## To do
Return the entries below verbatim. Pictures stay out.

## Record extracts
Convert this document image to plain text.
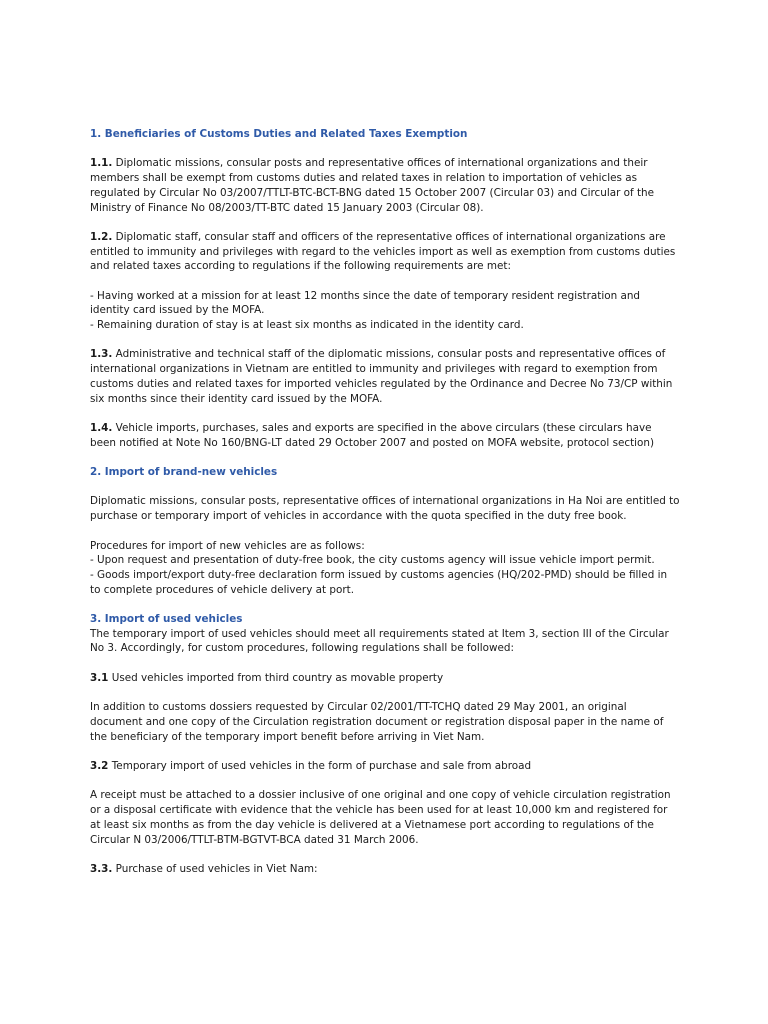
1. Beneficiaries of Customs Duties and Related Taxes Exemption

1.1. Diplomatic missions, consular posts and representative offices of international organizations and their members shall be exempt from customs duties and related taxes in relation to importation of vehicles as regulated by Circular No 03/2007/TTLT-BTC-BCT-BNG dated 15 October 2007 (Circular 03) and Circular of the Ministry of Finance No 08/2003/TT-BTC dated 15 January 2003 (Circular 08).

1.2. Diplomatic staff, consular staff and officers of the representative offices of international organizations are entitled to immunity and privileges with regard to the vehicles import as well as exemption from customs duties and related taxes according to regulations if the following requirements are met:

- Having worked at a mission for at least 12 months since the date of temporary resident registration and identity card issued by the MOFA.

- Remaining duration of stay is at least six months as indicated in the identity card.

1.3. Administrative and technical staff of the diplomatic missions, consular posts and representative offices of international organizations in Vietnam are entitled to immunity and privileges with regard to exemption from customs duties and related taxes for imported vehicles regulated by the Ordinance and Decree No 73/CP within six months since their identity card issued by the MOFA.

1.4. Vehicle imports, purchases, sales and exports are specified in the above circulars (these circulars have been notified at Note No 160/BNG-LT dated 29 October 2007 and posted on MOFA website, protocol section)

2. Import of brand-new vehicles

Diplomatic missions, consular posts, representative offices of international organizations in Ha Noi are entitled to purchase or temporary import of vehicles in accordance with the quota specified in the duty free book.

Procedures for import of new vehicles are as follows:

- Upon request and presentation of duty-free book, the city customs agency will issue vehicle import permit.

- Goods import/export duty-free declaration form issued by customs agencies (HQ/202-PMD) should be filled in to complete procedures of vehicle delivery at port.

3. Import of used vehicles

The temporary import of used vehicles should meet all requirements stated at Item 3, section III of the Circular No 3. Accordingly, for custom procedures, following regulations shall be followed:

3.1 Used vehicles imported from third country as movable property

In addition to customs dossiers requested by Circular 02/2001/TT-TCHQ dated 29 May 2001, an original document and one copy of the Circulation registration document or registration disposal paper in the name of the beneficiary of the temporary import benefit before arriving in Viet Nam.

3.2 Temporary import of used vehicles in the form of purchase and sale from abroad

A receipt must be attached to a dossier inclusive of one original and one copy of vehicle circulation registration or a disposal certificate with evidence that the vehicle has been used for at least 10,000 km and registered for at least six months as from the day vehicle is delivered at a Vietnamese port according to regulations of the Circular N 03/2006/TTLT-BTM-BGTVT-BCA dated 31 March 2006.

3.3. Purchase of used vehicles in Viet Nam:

## Solution
Convert this document image to plain text.
1. Beneficiaries of Customs Duties and Related Taxes Exemption

1.1. Diplomatic missions, consular posts and representative offices of international organizations and their members shall be exempt from customs duties and related taxes in relation to importation of vehicles as regulated by Circular No 03/2007/TTLT-BTC-BCT-BNG dated 15 October 2007 (Circular 03) and Circular of the Ministry of Finance No 08/2003/TT-BTC dated 15 January 2003 (Circular 08).

1.2. Diplomatic staff, consular staff and officers of the representative offices of international organizations are entitled to immunity and privileges with regard to the vehicles import as well as exemption from customs duties and related taxes according to regulations if the following requirements are met:

- Having worked at a mission for at least 12 months since the date of temporary resident registration and identity card issued by the MOFA.

- Remaining duration of stay is at least six months as indicated in the identity card.

1.3. Administrative and technical staff of the diplomatic missions, consular posts and representative offices of international organizations in Vietnam are entitled to immunity and privileges with regard to exemption from customs duties and related taxes for imported vehicles regulated by the Ordinance and Decree No 73/CP within six months since their identity card issued by the MOFA.

1.4. Vehicle imports, purchases, sales and exports are specified in the above circulars (these circulars have been notified at Note No 160/BNG-LT dated 29 October 2007 and posted on MOFA website, protocol section)

2. Import of brand-new vehicles

Diplomatic missions, consular posts, representative offices of international organizations in Ha Noi are entitled to purchase or temporary import of vehicles in accordance with the quota specified in the duty free book.

Procedures for import of new vehicles are as follows:

- Upon request and presentation of duty-free book, the city customs agency will issue vehicle import permit.

- Goods import/export duty-free declaration form issued by customs agencies (HQ/202-PMD) should be filled in to complete procedures of vehicle delivery at port.

3. Import of used vehicles

The temporary import of used vehicles should meet all requirements stated at Item 3, section III of the Circular No 3. Accordingly, for custom procedures, following regulations shall be followed:

3.1 Used vehicles imported from third country as movable property

In addition to customs dossiers requested by Circular 02/2001/TT-TCHQ dated 29 May 2001, an original document and one copy of the Circulation registration document or registration disposal paper in the name of the beneficiary of the temporary import benefit before arriving in Viet Nam.

3.2 Temporary import of used vehicles in the form of purchase and sale from abroad

A receipt must be attached to a dossier inclusive of one original and one copy of vehicle circulation registration or a disposal certificate with evidence that the vehicle has been used for at least 10,000 km and registered for at least six months as from the day vehicle is delivered at a Vietnamese port according to regulations of the Circular N 03/2006/TTLT-BTM-BGTVT-BCA dated 31 March 2006.

3.3. Purchase of used vehicles in Viet Nam:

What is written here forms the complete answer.